## Goal
Every entry needs to be printed exactly, please.

[Stored records]

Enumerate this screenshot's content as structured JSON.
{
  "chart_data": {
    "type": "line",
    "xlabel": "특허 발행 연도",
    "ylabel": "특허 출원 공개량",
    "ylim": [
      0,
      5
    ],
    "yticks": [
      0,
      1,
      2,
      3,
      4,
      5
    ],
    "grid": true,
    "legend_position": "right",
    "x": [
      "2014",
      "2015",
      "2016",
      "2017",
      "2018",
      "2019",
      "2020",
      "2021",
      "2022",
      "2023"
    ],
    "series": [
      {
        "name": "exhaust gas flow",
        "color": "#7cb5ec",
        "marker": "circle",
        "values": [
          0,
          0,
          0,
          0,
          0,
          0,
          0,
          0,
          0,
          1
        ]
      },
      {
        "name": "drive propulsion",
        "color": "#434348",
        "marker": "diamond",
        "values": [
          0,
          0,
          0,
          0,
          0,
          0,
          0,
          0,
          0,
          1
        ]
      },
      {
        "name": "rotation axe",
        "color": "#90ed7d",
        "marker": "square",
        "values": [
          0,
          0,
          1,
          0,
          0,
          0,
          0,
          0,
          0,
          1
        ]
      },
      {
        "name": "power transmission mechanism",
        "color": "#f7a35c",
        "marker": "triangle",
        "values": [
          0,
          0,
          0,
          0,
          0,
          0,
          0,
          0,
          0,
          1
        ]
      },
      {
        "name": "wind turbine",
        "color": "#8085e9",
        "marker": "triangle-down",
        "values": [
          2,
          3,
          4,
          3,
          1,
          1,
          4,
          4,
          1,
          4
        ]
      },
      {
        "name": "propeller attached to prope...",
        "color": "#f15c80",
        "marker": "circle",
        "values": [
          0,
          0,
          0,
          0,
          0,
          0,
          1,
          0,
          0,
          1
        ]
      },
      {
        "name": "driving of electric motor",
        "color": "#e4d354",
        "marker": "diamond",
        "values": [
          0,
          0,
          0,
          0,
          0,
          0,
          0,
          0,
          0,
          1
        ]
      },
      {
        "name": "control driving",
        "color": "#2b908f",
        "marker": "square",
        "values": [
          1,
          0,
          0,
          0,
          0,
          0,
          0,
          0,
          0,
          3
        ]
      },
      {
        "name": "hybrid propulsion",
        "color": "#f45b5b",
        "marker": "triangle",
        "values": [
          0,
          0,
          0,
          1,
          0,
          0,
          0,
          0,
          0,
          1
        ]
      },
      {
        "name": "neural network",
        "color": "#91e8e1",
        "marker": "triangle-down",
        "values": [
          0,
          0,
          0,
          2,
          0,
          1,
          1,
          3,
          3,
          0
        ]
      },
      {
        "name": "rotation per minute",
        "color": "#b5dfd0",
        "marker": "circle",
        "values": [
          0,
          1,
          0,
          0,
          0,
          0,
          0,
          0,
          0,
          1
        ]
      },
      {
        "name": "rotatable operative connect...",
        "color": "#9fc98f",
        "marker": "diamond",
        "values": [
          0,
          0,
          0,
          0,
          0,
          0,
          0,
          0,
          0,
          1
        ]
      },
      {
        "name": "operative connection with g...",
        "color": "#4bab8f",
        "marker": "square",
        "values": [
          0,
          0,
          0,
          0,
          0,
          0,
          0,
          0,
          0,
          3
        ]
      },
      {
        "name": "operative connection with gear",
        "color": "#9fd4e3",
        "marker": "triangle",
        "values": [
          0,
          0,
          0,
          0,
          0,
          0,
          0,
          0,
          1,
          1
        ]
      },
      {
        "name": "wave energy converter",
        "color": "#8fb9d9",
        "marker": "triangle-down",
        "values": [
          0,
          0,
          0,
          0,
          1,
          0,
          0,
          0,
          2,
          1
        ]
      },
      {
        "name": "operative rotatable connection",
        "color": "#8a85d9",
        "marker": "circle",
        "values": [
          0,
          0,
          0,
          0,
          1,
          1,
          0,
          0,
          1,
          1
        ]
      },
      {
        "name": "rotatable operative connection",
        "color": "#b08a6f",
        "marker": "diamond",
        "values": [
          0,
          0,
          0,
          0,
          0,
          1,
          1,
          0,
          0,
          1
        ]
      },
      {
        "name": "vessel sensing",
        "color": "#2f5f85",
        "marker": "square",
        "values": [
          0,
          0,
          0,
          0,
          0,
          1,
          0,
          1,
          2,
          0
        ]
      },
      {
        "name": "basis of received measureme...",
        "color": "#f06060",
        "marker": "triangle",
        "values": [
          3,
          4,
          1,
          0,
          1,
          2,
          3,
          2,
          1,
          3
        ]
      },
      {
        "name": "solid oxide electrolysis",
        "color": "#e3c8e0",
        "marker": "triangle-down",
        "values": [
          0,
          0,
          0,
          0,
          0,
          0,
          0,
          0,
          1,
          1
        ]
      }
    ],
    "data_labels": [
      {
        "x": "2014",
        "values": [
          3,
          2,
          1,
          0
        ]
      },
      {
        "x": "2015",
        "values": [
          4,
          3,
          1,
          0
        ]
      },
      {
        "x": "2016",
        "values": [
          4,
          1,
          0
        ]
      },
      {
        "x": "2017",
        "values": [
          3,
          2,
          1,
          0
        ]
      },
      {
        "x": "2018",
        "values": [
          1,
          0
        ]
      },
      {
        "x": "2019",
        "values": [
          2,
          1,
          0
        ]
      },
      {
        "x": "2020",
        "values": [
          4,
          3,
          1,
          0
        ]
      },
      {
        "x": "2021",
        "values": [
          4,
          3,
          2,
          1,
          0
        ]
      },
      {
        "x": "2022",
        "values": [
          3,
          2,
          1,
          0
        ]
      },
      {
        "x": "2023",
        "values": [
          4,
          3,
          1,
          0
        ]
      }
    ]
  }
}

## Solved problem
Enumerate this screenshot's content as structured JSON.
{
  "chart_data": {
    "type": "line",
    "xlabel": "특허 발행 연도",
    "ylabel": "특허 출원 공개량",
    "ylim": [
      0,
      5
    ],
    "yticks": [
      0,
      1,
      2,
      3,
      4,
      5
    ],
    "grid": true,
    "legend_position": "right",
    "x": [
      "2014",
      "2015",
      "2016",
      "2017",
      "2018",
      "2019",
      "2020",
      "2021",
      "2022",
      "2023"
    ],
    "series": [
      {
        "name": "exhaust gas flow",
        "color": "#7cb5ec",
        "marker": "circle",
        "values": [
          0,
          0,
          0,
          0,
          0,
          0,
          0,
          0,
          0,
          1
        ]
      },
      {
        "name": "drive propulsion",
        "color": "#434348",
        "marker": "diamond",
        "values": [
          0,
          0,
          0,
          0,
          0,
          0,
          0,
          0,
          0,
          1
        ]
      },
      {
        "name": "rotation axe",
        "color": "#90ed7d",
        "marker": "square",
        "values": [
          0,
          0,
          1,
          0,
          0,
          0,
          0,
          0,
          0,
          1
        ]
      },
      {
        "name": "power transmission mechanism",
        "color": "#f7a35c",
        "marker": "triangle",
        "values": [
          0,
          0,
          0,
          0,
          0,
          0,
          0,
          0,
          0,
          1
        ]
      },
      {
        "name": "wind turbine",
        "color": "#8085e9",
        "marker": "triangle-down",
        "values": [
          2,
          3,
          4,
          3,
          1,
          1,
          4,
          4,
          1,
          4
        ]
      },
      {
        "name": "propeller attached to prope...",
        "color": "#f15c80",
        "marker": "circle",
        "values": [
          0,
          0,
          0,
          0,
          0,
          0,
          1,
          0,
          0,
          1
        ]
      },
      {
        "name": "driving of electric motor",
        "color": "#e4d354",
        "marker": "diamond",
        "values": [
          0,
          0,
          0,
          0,
          0,
          0,
          0,
          0,
          0,
          1
        ]
      },
      {
        "name": "control driving",
        "color": "#2b908f",
        "marker": "square",
        "values": [
          1,
          0,
          0,
          0,
          0,
          0,
          0,
          0,
          0,
          3
        ]
      },
      {
        "name": "hybrid propulsion",
        "color": "#f45b5b",
        "marker": "triangle",
        "values": [
          0,
          0,
          0,
          1,
          0,
          0,
          0,
          0,
          0,
          1
        ]
      },
      {
        "name": "neural network",
        "color": "#91e8e1",
        "marker": "triangle-down",
        "values": [
          0,
          0,
          0,
          2,
          0,
          1,
          1,
          3,
          3,
          0
        ]
      },
      {
        "name": "rotation per minute",
        "color": "#b5dfd0",
        "marker": "circle",
        "values": [
          0,
          1,
          0,
          0,
          0,
          0,
          0,
          0,
          0,
          1
        ]
      },
      {
        "name": "rotatable operative connect...",
        "color": "#9fc98f",
        "marker": "diamond",
        "values": [
          0,
          0,
          0,
          0,
          0,
          0,
          0,
          0,
          0,
          1
        ]
      },
      {
        "name": "operative connection with g...",
        "color": "#4bab8f",
        "marker": "square",
        "values": [
          0,
          0,
          0,
          0,
          0,
          0,
          0,
          0,
          0,
          3
        ]
      },
      {
        "name": "operative connection with gear",
        "color": "#9fd4e3",
        "marker": "triangle",
        "values": [
          0,
          0,
          0,
          0,
          0,
          0,
          0,
          0,
          1,
          1
        ]
      },
      {
        "name": "wave energy converter",
        "color": "#8fb9d9",
        "marker": "triangle-down",
        "values": [
          0,
          0,
          0,
          0,
          1,
          0,
          0,
          0,
          2,
          1
        ]
      },
      {
        "name": "operative rotatable connection",
        "color": "#8a85d9",
        "marker": "circle",
        "values": [
          0,
          0,
          0,
          0,
          1,
          1,
          0,
          0,
          1,
          1
        ]
      },
      {
        "name": "rotatable operative connection",
        "color": "#b08a6f",
        "marker": "diamond",
        "values": [
          0,
          0,
          0,
          0,
          0,
          1,
          1,
          0,
          0,
          1
        ]
      },
      {
        "name": "vessel sensing",
        "color": "#2f5f85",
        "marker": "square",
        "values": [
          0,
          0,
          0,
          0,
          0,
          1,
          0,
          1,
          2,
          0
        ]
      },
      {
        "name": "basis of received measureme...",
        "color": "#f06060",
        "marker": "triangle",
        "values": [
          3,
          4,
          1,
          0,
          1,
          2,
          3,
          2,
          1,
          3
        ]
      },
      {
        "name": "solid oxide electrolysis",
        "color": "#e3c8e0",
        "marker": "triangle-down",
        "values": [
          0,
          0,
          0,
          0,
          0,
          0,
          0,
          0,
          1,
          1
        ]
      }
    ],
    "data_labels": [
      {
        "x": "2014",
        "values": [
          3,
          2,
          1,
          0
        ]
      },
      {
        "x": "2015",
        "values": [
          4,
          3,
          1,
          0
        ]
      },
      {
        "x": "2016",
        "values": [
          4,
          1,
          0
        ]
      },
      {
        "x": "2017",
        "values": [
          3,
          2,
          1,
          0
        ]
      },
      {
        "x": "2018",
        "values": [
          1,
          0
        ]
      },
      {
        "x": "2019",
        "values": [
          2,
          1,
          0
        ]
      },
      {
        "x": "2020",
        "values": [
          4,
          3,
          1,
          0
        ]
      },
      {
        "x": "2021",
        "values": [
          4,
          3,
          2,
          1,
          0
        ]
      },
      {
        "x": "2022",
        "values": [
          3,
          2,
          1,
          0
        ]
      },
      {
        "x": "2023",
        "values": [
          4,
          3,
          1,
          0
        ]
      }
    ]
  }
}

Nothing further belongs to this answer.